[Stated goal]: Select and reproduce each line of the listing below that bears the string "Modo".

--- --- ---

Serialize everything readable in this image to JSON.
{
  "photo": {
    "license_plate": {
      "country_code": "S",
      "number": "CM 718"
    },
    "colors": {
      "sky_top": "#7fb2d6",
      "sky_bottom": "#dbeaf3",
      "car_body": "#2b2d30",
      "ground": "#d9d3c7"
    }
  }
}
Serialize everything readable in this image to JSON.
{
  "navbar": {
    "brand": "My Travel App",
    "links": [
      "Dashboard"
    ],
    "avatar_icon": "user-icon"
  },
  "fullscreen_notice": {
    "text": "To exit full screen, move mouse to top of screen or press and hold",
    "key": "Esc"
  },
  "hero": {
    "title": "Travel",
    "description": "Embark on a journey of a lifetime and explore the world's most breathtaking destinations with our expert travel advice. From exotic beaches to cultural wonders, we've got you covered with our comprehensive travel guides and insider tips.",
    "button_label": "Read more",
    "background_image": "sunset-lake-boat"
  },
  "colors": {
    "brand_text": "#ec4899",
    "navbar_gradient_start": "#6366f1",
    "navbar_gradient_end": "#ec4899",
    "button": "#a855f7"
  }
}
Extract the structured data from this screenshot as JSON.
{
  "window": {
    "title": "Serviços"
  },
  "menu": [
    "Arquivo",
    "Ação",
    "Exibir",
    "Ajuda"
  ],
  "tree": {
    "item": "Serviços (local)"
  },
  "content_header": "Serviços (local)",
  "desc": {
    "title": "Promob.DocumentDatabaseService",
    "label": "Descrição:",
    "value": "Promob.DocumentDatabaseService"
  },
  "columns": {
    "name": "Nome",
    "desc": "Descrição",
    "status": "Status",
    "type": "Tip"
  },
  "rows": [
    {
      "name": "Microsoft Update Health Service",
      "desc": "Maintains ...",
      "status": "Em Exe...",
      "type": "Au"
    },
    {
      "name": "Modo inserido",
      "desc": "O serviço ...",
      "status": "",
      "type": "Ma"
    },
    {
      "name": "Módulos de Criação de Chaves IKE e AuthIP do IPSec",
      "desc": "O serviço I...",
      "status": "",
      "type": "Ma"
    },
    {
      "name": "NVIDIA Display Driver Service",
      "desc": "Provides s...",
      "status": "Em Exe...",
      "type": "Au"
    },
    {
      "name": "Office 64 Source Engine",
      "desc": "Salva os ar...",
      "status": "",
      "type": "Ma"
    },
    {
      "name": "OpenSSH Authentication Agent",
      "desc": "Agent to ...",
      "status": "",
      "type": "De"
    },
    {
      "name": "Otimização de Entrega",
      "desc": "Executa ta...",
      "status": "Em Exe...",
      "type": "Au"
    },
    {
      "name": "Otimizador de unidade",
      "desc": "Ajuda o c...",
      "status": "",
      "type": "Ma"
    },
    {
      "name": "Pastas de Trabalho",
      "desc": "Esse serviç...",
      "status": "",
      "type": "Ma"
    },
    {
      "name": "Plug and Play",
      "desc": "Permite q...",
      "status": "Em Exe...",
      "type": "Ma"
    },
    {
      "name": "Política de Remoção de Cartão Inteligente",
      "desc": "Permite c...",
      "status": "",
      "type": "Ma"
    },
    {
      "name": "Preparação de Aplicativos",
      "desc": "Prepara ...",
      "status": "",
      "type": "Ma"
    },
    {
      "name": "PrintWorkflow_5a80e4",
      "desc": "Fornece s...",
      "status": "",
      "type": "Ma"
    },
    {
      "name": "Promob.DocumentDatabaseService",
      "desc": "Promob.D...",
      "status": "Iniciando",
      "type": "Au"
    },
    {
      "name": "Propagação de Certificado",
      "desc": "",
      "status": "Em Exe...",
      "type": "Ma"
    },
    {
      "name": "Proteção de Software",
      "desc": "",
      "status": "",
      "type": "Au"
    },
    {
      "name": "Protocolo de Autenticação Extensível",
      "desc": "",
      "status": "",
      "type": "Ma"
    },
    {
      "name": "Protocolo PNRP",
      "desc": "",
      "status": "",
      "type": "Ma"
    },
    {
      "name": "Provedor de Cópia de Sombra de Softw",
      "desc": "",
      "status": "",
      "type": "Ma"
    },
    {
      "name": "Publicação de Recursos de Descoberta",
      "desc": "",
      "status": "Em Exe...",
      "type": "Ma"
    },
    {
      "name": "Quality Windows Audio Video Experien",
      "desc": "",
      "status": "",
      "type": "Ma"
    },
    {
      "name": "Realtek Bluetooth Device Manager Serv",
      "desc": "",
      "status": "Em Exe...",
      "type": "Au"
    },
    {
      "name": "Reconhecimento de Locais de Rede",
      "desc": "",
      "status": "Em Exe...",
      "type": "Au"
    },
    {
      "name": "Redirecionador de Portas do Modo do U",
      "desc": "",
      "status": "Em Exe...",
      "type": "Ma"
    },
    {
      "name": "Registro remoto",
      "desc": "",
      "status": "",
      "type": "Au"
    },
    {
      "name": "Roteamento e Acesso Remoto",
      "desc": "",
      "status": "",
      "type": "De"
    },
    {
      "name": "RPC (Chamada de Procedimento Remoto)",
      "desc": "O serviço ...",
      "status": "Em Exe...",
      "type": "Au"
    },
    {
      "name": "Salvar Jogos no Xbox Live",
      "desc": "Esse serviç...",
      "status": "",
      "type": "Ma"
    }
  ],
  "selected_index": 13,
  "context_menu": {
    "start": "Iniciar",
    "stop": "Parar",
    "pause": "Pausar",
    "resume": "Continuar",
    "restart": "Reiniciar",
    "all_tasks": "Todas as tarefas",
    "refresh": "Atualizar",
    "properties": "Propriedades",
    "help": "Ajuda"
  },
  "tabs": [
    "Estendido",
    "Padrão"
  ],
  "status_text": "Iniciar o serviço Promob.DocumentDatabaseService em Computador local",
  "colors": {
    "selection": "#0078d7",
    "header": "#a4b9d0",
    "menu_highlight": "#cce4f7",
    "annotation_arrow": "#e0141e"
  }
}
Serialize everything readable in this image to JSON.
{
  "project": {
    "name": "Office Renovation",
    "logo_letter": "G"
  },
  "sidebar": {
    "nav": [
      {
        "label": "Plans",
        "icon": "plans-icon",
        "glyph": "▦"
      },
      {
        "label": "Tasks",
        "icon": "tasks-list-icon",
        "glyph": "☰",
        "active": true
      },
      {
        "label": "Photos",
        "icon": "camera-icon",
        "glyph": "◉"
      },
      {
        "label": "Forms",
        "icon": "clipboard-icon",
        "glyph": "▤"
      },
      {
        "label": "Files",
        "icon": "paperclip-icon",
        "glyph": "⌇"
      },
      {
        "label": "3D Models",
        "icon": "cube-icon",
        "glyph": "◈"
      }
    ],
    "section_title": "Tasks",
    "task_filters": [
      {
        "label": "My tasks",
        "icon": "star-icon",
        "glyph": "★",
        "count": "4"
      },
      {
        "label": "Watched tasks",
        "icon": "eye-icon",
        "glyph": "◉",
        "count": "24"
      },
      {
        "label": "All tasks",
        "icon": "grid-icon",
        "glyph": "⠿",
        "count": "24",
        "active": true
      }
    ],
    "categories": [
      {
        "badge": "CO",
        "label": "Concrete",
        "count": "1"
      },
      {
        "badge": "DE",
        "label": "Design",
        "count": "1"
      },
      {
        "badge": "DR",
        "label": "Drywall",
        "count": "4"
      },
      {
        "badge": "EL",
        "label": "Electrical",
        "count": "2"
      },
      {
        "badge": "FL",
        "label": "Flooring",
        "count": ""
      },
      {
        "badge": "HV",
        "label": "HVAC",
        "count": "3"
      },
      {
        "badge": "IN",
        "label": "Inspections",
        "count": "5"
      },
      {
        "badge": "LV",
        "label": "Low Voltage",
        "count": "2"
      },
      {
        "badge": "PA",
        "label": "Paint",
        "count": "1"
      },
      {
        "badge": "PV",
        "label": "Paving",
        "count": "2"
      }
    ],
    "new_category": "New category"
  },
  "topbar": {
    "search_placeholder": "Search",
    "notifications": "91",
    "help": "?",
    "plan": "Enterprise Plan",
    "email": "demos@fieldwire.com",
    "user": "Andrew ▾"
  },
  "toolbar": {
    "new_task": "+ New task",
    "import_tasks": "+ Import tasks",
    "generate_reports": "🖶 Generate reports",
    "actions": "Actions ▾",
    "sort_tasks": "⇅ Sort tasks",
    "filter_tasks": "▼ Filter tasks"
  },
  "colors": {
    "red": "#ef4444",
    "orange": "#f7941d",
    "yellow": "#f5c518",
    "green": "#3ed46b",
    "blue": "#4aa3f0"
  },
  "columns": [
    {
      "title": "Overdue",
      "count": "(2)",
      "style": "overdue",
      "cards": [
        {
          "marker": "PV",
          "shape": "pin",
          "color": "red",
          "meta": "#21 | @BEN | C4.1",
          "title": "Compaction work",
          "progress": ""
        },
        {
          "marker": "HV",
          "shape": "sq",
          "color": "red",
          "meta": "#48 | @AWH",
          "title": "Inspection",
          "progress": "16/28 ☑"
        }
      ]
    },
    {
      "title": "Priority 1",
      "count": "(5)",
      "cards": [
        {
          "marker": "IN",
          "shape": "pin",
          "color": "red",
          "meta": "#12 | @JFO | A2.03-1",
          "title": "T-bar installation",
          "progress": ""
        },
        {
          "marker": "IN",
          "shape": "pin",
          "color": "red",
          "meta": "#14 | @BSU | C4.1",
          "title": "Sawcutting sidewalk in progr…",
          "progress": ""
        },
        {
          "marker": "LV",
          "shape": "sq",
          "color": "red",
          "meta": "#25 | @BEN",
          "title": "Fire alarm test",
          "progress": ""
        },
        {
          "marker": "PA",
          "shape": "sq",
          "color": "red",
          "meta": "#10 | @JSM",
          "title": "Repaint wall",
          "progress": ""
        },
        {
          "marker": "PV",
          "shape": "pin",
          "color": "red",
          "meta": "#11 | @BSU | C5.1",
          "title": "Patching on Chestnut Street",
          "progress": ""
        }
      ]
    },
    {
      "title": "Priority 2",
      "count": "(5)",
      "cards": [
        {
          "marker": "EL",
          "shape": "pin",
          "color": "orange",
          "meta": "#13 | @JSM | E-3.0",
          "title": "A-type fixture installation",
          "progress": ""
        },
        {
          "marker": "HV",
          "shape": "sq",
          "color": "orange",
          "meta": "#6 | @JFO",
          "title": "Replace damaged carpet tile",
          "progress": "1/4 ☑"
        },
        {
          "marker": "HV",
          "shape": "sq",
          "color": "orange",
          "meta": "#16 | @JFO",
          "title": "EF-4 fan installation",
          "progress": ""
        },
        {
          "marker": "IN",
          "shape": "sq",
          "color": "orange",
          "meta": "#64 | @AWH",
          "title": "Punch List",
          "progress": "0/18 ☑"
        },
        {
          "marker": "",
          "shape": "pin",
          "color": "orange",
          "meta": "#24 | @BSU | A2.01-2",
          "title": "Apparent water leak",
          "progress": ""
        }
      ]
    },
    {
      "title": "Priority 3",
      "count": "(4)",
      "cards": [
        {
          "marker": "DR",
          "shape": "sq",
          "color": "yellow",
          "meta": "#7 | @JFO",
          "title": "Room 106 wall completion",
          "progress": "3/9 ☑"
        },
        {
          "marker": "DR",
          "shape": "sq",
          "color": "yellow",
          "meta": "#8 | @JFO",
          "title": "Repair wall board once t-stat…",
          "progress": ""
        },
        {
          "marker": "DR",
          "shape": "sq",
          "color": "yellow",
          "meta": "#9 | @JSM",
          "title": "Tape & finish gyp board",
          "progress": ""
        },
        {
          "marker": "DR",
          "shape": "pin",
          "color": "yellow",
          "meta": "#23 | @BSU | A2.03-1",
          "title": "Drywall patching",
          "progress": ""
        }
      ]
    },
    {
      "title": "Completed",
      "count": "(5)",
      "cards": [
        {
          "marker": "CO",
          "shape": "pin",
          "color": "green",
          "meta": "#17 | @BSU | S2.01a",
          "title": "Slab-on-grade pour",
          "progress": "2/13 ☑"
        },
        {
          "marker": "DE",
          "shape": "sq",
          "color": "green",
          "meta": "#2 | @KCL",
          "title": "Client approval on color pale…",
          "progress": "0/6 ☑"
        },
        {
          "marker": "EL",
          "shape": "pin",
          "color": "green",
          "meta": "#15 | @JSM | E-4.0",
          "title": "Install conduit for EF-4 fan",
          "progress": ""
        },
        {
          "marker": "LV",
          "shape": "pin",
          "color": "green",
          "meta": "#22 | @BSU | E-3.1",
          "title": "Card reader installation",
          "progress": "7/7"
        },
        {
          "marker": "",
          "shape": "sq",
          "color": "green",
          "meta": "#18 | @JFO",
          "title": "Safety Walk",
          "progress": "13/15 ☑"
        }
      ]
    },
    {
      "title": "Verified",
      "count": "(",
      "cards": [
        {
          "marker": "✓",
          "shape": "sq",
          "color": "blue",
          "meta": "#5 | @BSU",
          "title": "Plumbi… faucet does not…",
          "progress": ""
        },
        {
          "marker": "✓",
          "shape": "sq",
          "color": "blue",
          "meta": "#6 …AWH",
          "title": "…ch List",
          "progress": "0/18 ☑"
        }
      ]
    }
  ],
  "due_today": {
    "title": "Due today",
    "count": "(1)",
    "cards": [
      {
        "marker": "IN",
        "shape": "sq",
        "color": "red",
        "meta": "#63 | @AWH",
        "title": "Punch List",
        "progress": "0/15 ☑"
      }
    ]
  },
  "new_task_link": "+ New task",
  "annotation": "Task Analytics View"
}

--- --- ---

[Exercise response]:
      "name": "Modo inserido",
      "name": "Redirecionador de Portas do Modo do U",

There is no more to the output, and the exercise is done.